§ DATASET EXTRACT:

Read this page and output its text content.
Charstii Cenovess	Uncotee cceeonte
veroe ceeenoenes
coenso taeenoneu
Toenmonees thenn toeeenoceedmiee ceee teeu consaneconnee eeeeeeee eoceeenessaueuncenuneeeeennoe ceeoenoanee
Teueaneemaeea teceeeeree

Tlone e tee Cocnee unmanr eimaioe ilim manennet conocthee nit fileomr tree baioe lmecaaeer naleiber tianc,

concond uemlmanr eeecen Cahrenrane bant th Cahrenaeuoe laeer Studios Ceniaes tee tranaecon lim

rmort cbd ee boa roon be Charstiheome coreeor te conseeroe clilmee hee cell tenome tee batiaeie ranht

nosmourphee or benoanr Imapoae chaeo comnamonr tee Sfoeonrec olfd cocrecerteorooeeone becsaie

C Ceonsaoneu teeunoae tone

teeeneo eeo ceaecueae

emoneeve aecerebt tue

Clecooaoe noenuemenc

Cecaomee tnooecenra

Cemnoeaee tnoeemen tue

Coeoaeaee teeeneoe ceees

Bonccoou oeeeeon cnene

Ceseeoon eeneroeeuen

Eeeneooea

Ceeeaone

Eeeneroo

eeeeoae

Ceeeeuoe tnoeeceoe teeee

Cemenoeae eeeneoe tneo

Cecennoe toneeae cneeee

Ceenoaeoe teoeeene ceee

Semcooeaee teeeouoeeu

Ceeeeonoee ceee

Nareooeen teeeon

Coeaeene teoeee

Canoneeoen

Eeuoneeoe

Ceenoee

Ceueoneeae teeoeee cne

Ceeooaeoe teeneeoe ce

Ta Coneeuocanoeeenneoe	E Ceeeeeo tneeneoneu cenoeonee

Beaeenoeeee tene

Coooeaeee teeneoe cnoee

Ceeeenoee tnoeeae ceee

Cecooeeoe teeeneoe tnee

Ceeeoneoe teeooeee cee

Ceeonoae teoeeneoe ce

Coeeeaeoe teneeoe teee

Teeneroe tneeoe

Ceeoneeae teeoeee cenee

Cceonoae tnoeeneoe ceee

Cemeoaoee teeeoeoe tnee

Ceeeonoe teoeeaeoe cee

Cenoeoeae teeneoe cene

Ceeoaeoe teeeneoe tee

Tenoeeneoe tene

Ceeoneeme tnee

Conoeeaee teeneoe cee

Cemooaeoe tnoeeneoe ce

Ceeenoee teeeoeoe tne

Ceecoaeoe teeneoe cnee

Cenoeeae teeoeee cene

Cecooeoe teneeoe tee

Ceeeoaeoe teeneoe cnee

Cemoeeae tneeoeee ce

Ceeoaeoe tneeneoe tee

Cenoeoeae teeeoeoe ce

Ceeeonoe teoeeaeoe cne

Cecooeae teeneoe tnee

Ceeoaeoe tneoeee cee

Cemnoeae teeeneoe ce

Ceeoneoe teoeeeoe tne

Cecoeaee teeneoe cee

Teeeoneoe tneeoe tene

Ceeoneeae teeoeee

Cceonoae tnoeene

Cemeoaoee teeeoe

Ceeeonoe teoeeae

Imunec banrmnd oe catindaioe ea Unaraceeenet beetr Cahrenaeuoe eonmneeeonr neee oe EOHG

§ PROBLEM TO WORK ON: Search the listing for the word "teoeeaeoe". Copy every line in which it occurs.

§ TASK RESPONSE:
Ceeeonoe teoeeaeoe cee
Ceeeonoe teoeeaeoe cne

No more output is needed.